The records that follow must be reproduced in full, exactly as written.

■ Data supplied
• • • • •

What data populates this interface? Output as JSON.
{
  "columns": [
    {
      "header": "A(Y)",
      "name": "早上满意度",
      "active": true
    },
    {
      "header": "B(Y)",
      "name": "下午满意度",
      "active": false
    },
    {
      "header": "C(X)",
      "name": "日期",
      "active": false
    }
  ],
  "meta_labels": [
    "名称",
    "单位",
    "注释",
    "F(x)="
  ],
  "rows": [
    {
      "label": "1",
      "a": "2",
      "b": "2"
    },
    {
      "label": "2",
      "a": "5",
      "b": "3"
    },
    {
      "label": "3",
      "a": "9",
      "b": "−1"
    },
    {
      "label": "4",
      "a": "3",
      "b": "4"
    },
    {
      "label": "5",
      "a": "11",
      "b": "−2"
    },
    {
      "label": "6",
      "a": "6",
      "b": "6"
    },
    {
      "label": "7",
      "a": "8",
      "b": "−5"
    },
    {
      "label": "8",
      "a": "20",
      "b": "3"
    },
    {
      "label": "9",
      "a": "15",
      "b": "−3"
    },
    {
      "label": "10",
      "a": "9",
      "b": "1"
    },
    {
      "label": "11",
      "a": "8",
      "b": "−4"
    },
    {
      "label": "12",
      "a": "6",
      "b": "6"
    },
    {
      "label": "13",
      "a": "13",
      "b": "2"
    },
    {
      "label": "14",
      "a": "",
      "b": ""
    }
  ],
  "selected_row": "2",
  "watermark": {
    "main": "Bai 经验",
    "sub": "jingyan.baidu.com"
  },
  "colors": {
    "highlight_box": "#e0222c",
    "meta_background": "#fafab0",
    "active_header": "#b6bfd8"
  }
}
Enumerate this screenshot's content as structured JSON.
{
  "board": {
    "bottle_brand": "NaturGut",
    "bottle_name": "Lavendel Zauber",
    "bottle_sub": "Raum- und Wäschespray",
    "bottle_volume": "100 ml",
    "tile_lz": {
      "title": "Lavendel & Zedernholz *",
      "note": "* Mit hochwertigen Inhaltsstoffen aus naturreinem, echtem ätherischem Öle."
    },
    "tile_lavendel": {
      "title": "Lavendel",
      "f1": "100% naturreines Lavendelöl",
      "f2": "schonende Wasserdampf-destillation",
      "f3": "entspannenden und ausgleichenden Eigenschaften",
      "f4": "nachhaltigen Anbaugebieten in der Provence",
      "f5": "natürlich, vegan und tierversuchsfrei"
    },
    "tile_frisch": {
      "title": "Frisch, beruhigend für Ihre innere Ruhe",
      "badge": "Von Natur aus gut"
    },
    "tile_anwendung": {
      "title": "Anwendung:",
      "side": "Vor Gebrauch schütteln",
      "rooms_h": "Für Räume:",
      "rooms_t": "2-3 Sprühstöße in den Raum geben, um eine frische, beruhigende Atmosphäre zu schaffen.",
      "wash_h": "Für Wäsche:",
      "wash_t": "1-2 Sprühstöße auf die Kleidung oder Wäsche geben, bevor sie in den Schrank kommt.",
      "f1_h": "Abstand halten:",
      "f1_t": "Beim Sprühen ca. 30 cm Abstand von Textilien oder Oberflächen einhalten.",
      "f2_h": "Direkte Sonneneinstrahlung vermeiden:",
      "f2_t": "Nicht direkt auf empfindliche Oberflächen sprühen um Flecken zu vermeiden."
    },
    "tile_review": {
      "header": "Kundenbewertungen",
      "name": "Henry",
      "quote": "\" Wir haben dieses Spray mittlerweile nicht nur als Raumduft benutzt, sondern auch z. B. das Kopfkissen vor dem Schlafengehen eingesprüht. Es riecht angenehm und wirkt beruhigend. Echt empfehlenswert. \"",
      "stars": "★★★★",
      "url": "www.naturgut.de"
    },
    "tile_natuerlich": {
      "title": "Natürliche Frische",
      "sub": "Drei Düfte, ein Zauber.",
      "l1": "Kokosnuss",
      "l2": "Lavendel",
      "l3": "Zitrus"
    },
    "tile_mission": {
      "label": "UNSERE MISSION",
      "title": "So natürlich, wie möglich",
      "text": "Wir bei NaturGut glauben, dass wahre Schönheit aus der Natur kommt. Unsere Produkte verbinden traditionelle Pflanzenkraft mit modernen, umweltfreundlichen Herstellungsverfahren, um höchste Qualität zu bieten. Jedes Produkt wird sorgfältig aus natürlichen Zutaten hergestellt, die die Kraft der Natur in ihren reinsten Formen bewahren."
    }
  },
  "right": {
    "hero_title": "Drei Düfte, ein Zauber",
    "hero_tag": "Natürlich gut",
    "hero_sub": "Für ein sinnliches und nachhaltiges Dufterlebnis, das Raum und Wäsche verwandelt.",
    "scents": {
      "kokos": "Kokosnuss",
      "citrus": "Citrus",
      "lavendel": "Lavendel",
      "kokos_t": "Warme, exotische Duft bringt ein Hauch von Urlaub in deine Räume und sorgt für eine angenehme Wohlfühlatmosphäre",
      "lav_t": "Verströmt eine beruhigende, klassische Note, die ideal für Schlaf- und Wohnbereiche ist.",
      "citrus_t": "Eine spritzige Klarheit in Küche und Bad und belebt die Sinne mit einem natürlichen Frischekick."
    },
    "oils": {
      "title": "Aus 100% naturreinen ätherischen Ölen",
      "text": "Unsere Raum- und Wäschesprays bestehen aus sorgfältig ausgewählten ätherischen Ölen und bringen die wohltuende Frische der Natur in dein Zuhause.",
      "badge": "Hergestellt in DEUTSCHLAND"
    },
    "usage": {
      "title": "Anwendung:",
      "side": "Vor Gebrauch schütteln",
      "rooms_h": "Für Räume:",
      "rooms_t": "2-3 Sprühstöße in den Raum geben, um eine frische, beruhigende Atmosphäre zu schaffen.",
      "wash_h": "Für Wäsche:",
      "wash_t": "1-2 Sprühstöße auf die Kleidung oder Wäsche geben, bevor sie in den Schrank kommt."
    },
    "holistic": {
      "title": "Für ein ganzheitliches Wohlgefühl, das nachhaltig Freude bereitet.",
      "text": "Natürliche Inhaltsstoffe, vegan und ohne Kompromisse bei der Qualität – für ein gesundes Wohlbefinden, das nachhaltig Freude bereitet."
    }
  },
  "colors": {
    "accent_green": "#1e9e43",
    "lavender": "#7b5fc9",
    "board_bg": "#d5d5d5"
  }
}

• • • • •

■ Task answer
What data populates this interface? Output as JSON.
{
  "columns": [
    {
      "header": "A(Y)",
      "name": "早上满意度",
      "active": true
    },
    {
      "header": "B(Y)",
      "name": "下午满意度",
      "active": false
    },
    {
      "header": "C(X)",
      "name": "日期",
      "active": false
    }
  ],
  "meta_labels": [
    "名称",
    "单位",
    "注释",
    "F(x)="
  ],
  "rows": [
    {
      "label": "1",
      "a": "2",
      "b": "2"
    },
    {
      "label": "2",
      "a": "5",
      "b": "3"
    },
    {
      "label": "3",
      "a": "9",
      "b": "−1"
    },
    {
      "label": "4",
      "a": "3",
      "b": "4"
    },
    {
      "label": "5",
      "a": "11",
      "b": "−2"
    },
    {
      "label": "6",
      "a": "6",
      "b": "6"
    },
    {
      "label": "7",
      "a": "8",
      "b": "−5"
    },
    {
      "label": "8",
      "a": "20",
      "b": "3"
    },
    {
      "label": "9",
      "a": "15",
      "b": "−3"
    },
    {
      "label": "10",
      "a": "9",
      "b": "1"
    },
    {
      "label": "11",
      "a": "8",
      "b": "−4"
    },
    {
      "label": "12",
      "a": "6",
      "b": "6"
    },
    {
      "label": "13",
      "a": "13",
      "b": "2"
    },
    {
      "label": "14",
      "a": "",
      "b": ""
    }
  ],
  "selected_row": "2",
  "watermark": {
    "main": "Bai 经验",
    "sub": "jingyan.baidu.com"
  },
  "colors": {
    "highlight_box": "#e0222c",
    "meta_background": "#fafab0",
    "active_header": "#b6bfd8"
  }
}
Enumerate this screenshot's content as structured JSON.
{
  "board": {
    "bottle_brand": "NaturGut",
    "bottle_name": "Lavendel Zauber",
    "bottle_sub": "Raum- und Wäschespray",
    "bottle_volume": "100 ml",
    "tile_lz": {
      "title": "Lavendel & Zedernholz *",
      "note": "* Mit hochwertigen Inhaltsstoffen aus naturreinem, echtem ätherischem Öle."
    },
    "tile_lavendel": {
      "title": "Lavendel",
      "f1": "100% naturreines Lavendelöl",
      "f2": "schonende Wasserdampf-destillation",
      "f3": "entspannenden und ausgleichenden Eigenschaften",
      "f4": "nachhaltigen Anbaugebieten in der Provence",
      "f5": "natürlich, vegan und tierversuchsfrei"
    },
    "tile_frisch": {
      "title": "Frisch, beruhigend für Ihre innere Ruhe",
      "badge": "Von Natur aus gut"
    },
    "tile_anwendung": {
      "title": "Anwendung:",
      "side": "Vor Gebrauch schütteln",
      "rooms_h": "Für Räume:",
      "rooms_t": "2-3 Sprühstöße in den Raum geben, um eine frische, beruhigende Atmosphäre zu schaffen.",
      "wash_h": "Für Wäsche:",
      "wash_t": "1-2 Sprühstöße auf die Kleidung oder Wäsche geben, bevor sie in den Schrank kommt.",
      "f1_h": "Abstand halten:",
      "f1_t": "Beim Sprühen ca. 30 cm Abstand von Textilien oder Oberflächen einhalten.",
      "f2_h": "Direkte Sonneneinstrahlung vermeiden:",
      "f2_t": "Nicht direkt auf empfindliche Oberflächen sprühen um Flecken zu vermeiden."
    },
    "tile_review": {
      "header": "Kundenbewertungen",
      "name": "Henry",
      "quote": "\" Wir haben dieses Spray mittlerweile nicht nur als Raumduft benutzt, sondern auch z. B. das Kopfkissen vor dem Schlafengehen eingesprüht. Es riecht angenehm und wirkt beruhigend. Echt empfehlenswert. \"",
      "stars": "★★★★",
      "url": "www.naturgut.de"
    },
    "tile_natuerlich": {
      "title": "Natürliche Frische",
      "sub": "Drei Düfte, ein Zauber.",
      "l1": "Kokosnuss",
      "l2": "Lavendel",
      "l3": "Zitrus"
    },
    "tile_mission": {
      "label": "UNSERE MISSION",
      "title": "So natürlich, wie möglich",
      "text": "Wir bei NaturGut glauben, dass wahre Schönheit aus der Natur kommt. Unsere Produkte verbinden traditionelle Pflanzenkraft mit modernen, umweltfreundlichen Herstellungsverfahren, um höchste Qualität zu bieten. Jedes Produkt wird sorgfältig aus natürlichen Zutaten hergestellt, die die Kraft der Natur in ihren reinsten Formen bewahren."
    }
  },
  "right": {
    "hero_title": "Drei Düfte, ein Zauber",
    "hero_tag": "Natürlich gut",
    "hero_sub": "Für ein sinnliches und nachhaltiges Dufterlebnis, das Raum und Wäsche verwandelt.",
    "scents": {
      "kokos": "Kokosnuss",
      "citrus": "Citrus",
      "lavendel": "Lavendel",
      "kokos_t": "Warme, exotische Duft bringt ein Hauch von Urlaub in deine Räume und sorgt für eine angenehme Wohlfühlatmosphäre",
      "lav_t": "Verströmt eine beruhigende, klassische Note, die ideal für Schlaf- und Wohnbereiche ist.",
      "citrus_t": "Eine spritzige Klarheit in Küche und Bad und belebt die Sinne mit einem natürlichen Frischekick."
    },
    "oils": {
      "title": "Aus 100% naturreinen ätherischen Ölen",
      "text": "Unsere Raum- und Wäschesprays bestehen aus sorgfältig ausgewählten ätherischen Ölen und bringen die wohltuende Frische der Natur in dein Zuhause.",
      "badge": "Hergestellt in DEUTSCHLAND"
    },
    "usage": {
      "title": "Anwendung:",
      "side": "Vor Gebrauch schütteln",
      "rooms_h": "Für Räume:",
      "rooms_t": "2-3 Sprühstöße in den Raum geben, um eine frische, beruhigende Atmosphäre zu schaffen.",
      "wash_h": "Für Wäsche:",
      "wash_t": "1-2 Sprühstöße auf die Kleidung oder Wäsche geben, bevor sie in den Schrank kommt."
    },
    "holistic": {
      "title": "Für ein ganzheitliches Wohlgefühl, das nachhaltig Freude bereitet.",
      "text": "Natürliche Inhaltsstoffe, vegan und ohne Kompromisse bei der Qualität – für ein gesundes Wohlbefinden, das nachhaltig Freude bereitet."
    }
  },
  "colors": {
    "accent_green": "#1e9e43",
    "lavender": "#7b5fc9",
    "board_bg": "#d5d5d5"
  }
}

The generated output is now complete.